#### EXTRACTED INFORMATION ####

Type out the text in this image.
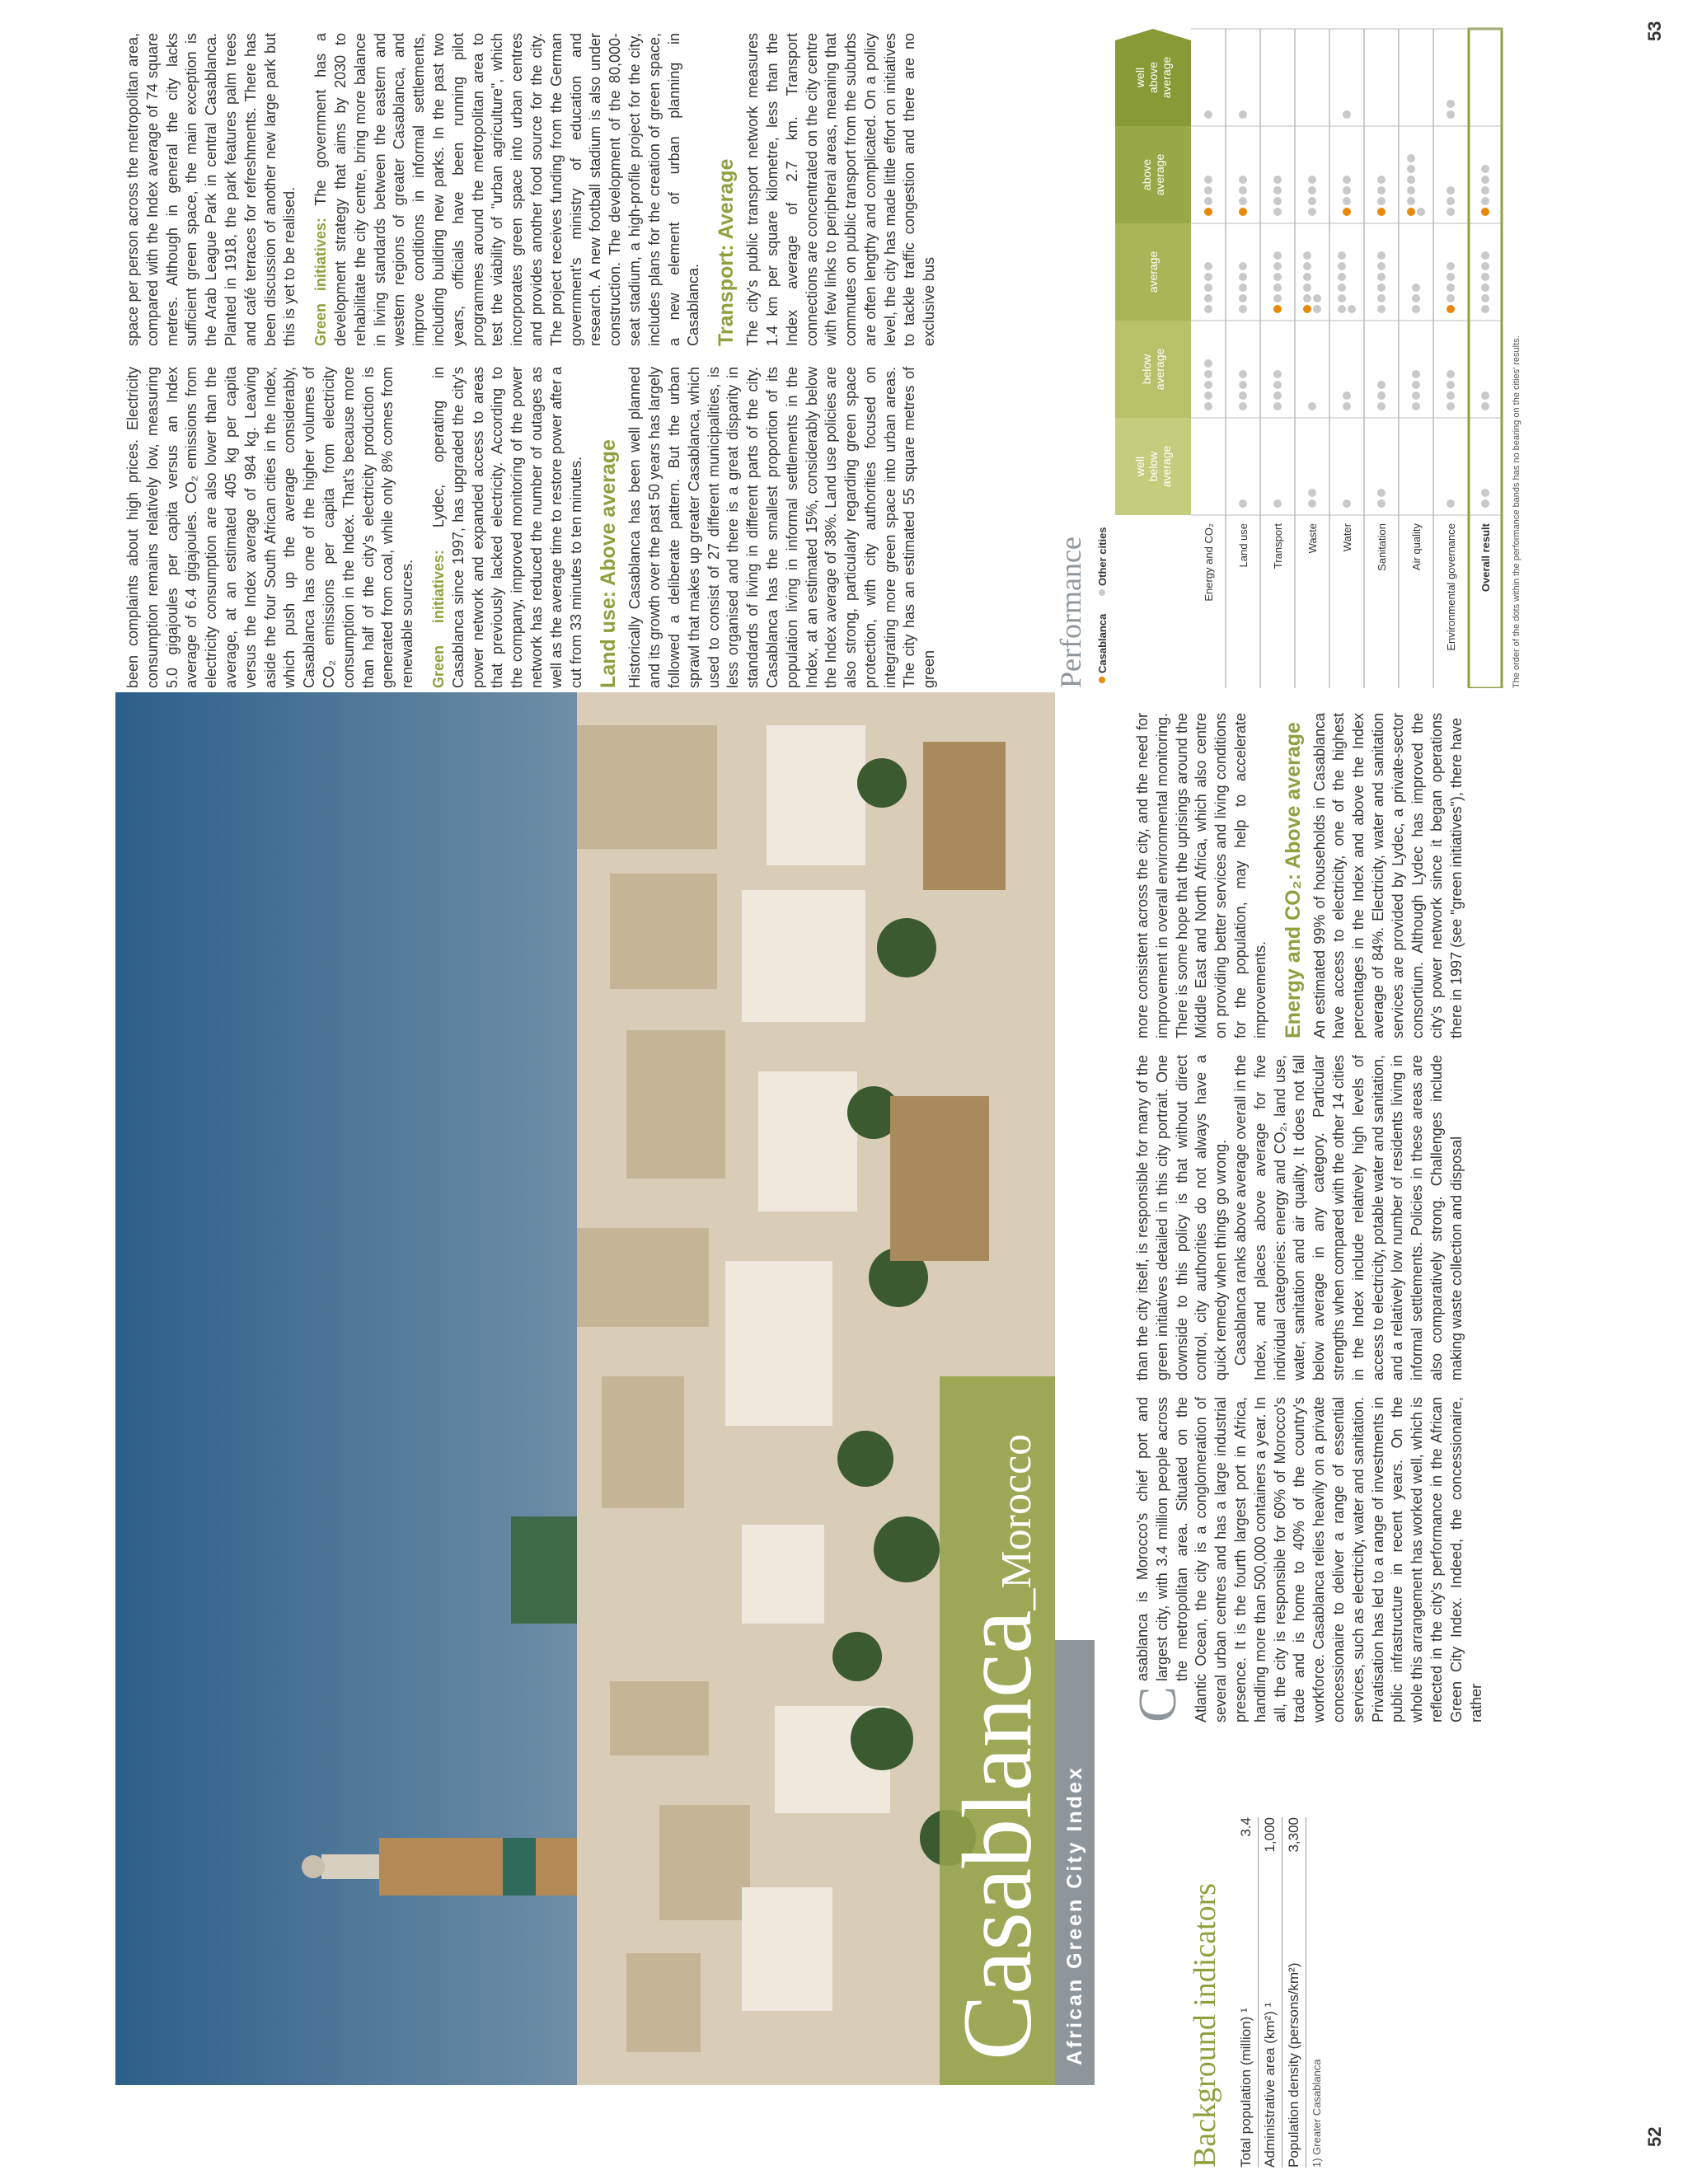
Casablanca_Morocco
African Green City Index
52
53
Background indicators Total population (million) ¹
3.4
Administrative area (km²) ¹
1,000
Population density (persons/km²)
3,300
1) Greater Casablanca

C
asablanca is Morocco's chief port and largest city, with 3.4 million people across the metropolitan area. Situated on the Atlantic Ocean, the city is a conglomeration of several urban centres and has a large industrial presence. It is the fourth largest port in Africa, handling more than 500,000 containers a year. In all, the city is responsible for 60% of Morocco's trade and is home to 40% of the country's workforce. Casablanca relies heavily on a private concessionaire to deliver a range of essential services, such as electricity, water and sanitation. Privatisation has led to a range of investments in public infrastructure in recent years. On the whole this arrangement has worked well, which is reflected in the city's performance in the African Green City Index. Indeed, the concessionaire, rather

than the city itself, is responsible for many of the green initiatives detailed in this city portrait. One downside to this policy is that without direct control, city authorities do not always have a quick remedy when things go wrong. Casablanca ranks above average overall in the Index, and places above average for five individual categories: energy and CO₂, land use, water, sanitation and air quality. It does not fall below average in any category. Particular strengths when compared with the other 14 cities in the Index include relatively high levels of access to electricity, potable water and sanitation, and a relatively low number of residents living in informal settlements. Policies in these areas are also comparatively strong. Challenges include making waste collection and disposal

more consistent across the city, and the need for improvement in overall environmental monitoring. There is some hope that the uprisings around the Middle East and North Africa, which also centre on providing better services and living conditions for the population, may help to accelerate improvements. Energy and CO₂: Above average An estimated 99% of households in Casablanca have access to electricity, one of the highest percentages in the Index and above the Index average of 84%. Electricity, water and sanitation services are provided by Lydec, a private-sector consortium. Although Lydec has improved the city's power network since it began operations there in 1997 (see "green initiatives"), there have

been complaints about high prices. Electricity consumption remains relatively low, measuring 5.0 gigajoules per capita versus an Index average of 6.4 gigajoules. CO₂ emissions from electricity consumption are also lower than the average, at an estimated 405 kg per capita versus the Index average of 984 kg. Leaving aside the four South African cities in the Index, which push up the average considerably, Casablanca has one of the higher volumes of CO₂ emissions per capita from electricity consumption in the Index. That's because more than half of the city's electricity production is generated from coal, while only 8% comes from renewable sources. Green initiatives: Lydec, operating in Casablanca since 1997, has upgraded the city's power network and expanded access to areas that previously lacked electricity. According to the company, improved monitoring of the power network has reduced the number of outages as well as the average time to restore power after a cut from 33 minutes to ten minutes. Land use: Above average Historically Casablanca has been well planned and its growth over the past 50 years has largely followed a deliberate pattern. But the urban sprawl that makes up greater Casablanca, which used to consist of 27 different municipalities, is less organised and there is a great disparity in standards of living in different parts of the city. Casablanca has the smallest proportion of its population living in informal settlements in the Index, at an estimated 15%, considerably below the Index average of 38%. Land use policies are also strong, particularly regarding green space protection, with city authorities focused on integrating more green space into urban areas. The city has an estimated 55 square metres of green

space per person across the metropolitan area, compared with the Index average of 74 square metres. Although in general the city lacks sufficient green space, the main exception is the Arab League Park in central Casablanca. Planted in 1918, the park features palm trees and café terraces for refreshments. There has been discussion of another new large park but this is yet to be realised. Green initiatives: The government has a development strategy that aims by 2030 to rehabilitate the city centre, bring more balance in living standards between the eastern and western regions of greater Casablanca, and improve conditions in informal settlements, including building new parks. In the past two years, officials have been running pilot programmes around the metropolitan area to test the viability of "urban agriculture", which incorporates green space into urban centres and provides another food source for the city. The project receives funding from the German government's ministry of education and research. A new football stadium is also under construction. The development of the 80,000-seat stadium, a high-profile project for the city, includes plans for the creation of green space, a new element of urban planning in Casablanca. Transport: Average The city's public transport network measures 1.4 km per square kilometre, less than the Index average of 2.7 km. Transport connections are concentrated on the city centre with few links to peripheral areas, meaning that commutes on public transport from the suburbs are often lengthy and complicated. On a policy level, the city has made little effort on initiatives to tackle traffic congestion and there are no exclusive bus

Performance Casablanca
Other cities
well below average
below average
average
above average
well above average
Energy and CO₂ Land use Transport Waste Water Sanitation Air quality Environmental governance Overall result The order of the dots within the performance bands has no bearing on the cities' results.
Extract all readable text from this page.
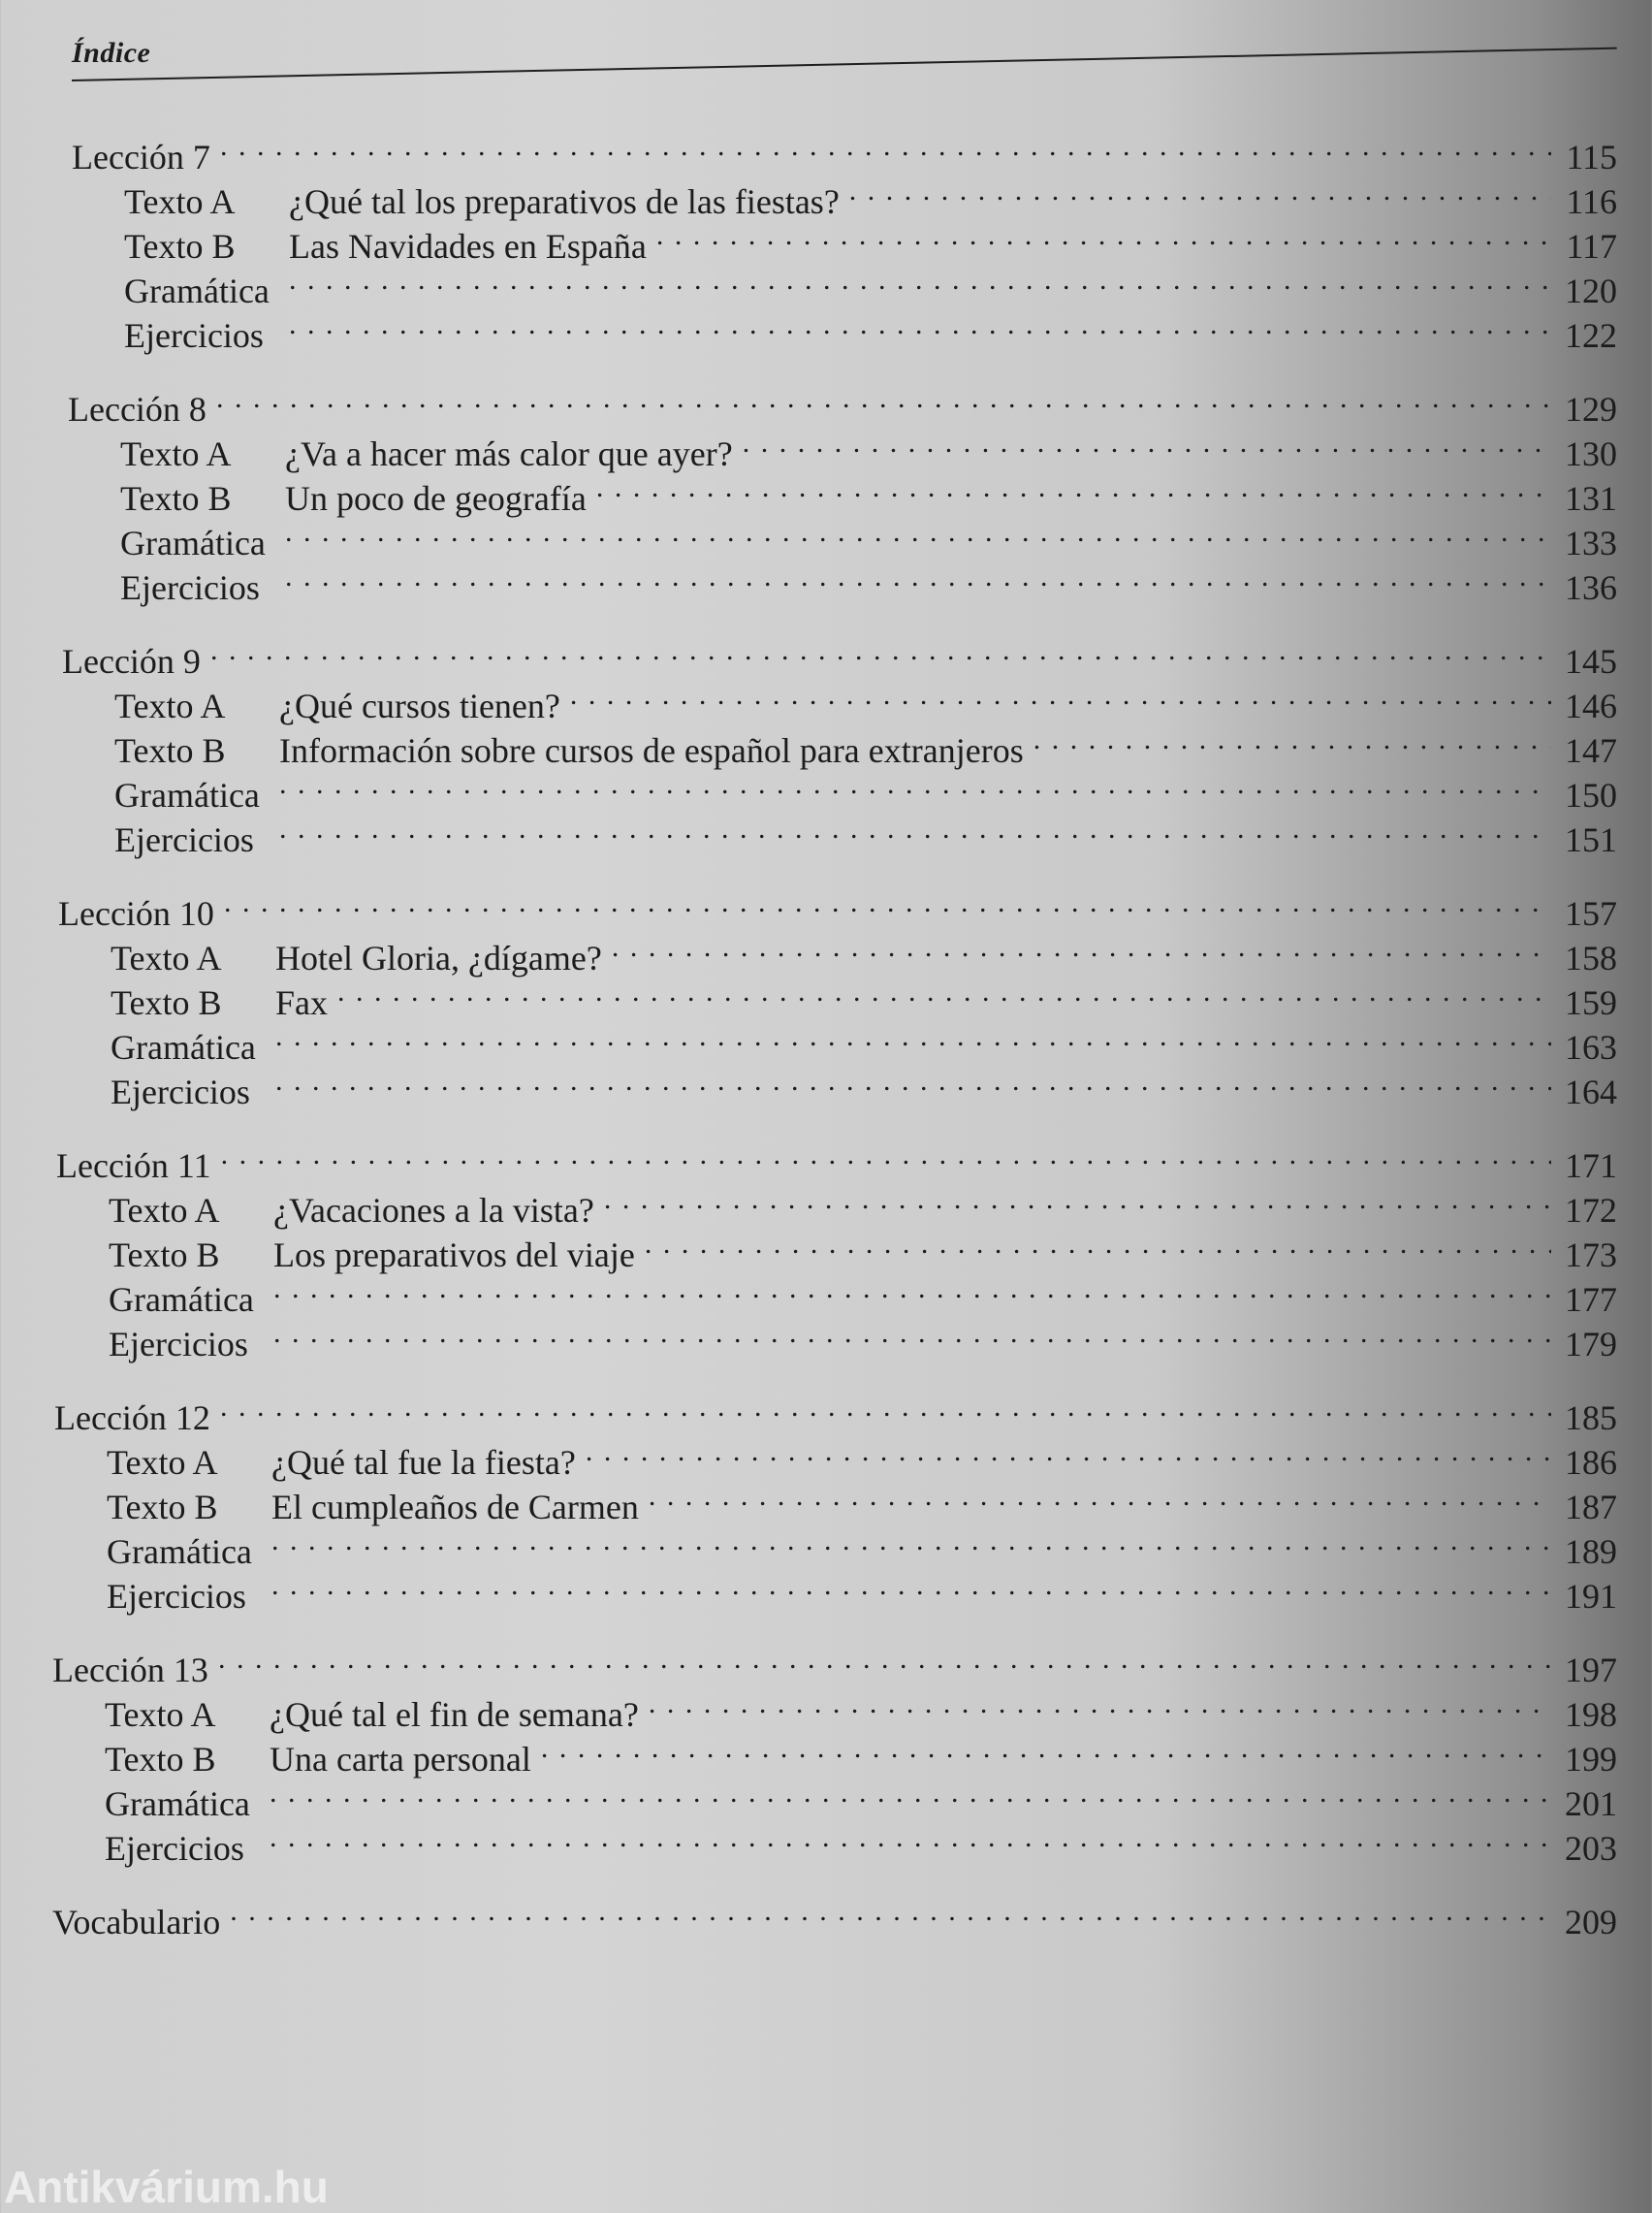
Índice
Lección 7 . . .	115
Texto A	¿Qué tal los preparativos de las fiestas? . . .	116
Texto B	Las Navidades en España . . .	117
Gramática . . .	120
Ejercicios . . .	122
Lección 8 . . .	129
Texto A	¿Va a hacer más calor que ayer? . . .	130
Texto B	Un poco de geografía . . .	131
Gramática . . .	133
Ejercicios . . .	136
Lección 9 . . .	145
Texto A	¿Qué cursos tienen? . . .	146
Texto B	Información sobre cursos de español para extranjeros . . .	147
Gramática . . .	150
Ejercicios . . .	151
Lección 10 . . .	157
Texto A	Hotel Gloria, ¿dígame? . . .	158
Texto B	Fax . . .	159
Gramática . . .	163
Ejercicios . . .	164
Lección 11 . . .	171
Texto A	¿Vacaciones a la vista? . . .	172
Texto B	Los preparativos del viaje . . .	173
Gramática . . .	177
Ejercicios . . .	179
Lección 12 . . .	185
Texto A	¿Qué tal fue la fiesta? . . .	186
Texto B	El cumpleaños de Carmen . . .	187
Gramática . . .	189
Ejercicios . . .	191
Lección 13 . . .	197
Texto A	¿Qué tal el fin de semana? . . .	198
Texto B	Una carta personal . . .	199
Gramática . . .	201
Ejercicios . . .	203
Vocabulario . . .	209
Antikvárium.hu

####

YOUR OBJECTIVE. Write down the number of lines where the word "Ejercicios" appears, and nothing further.

FINISHED TASK. 7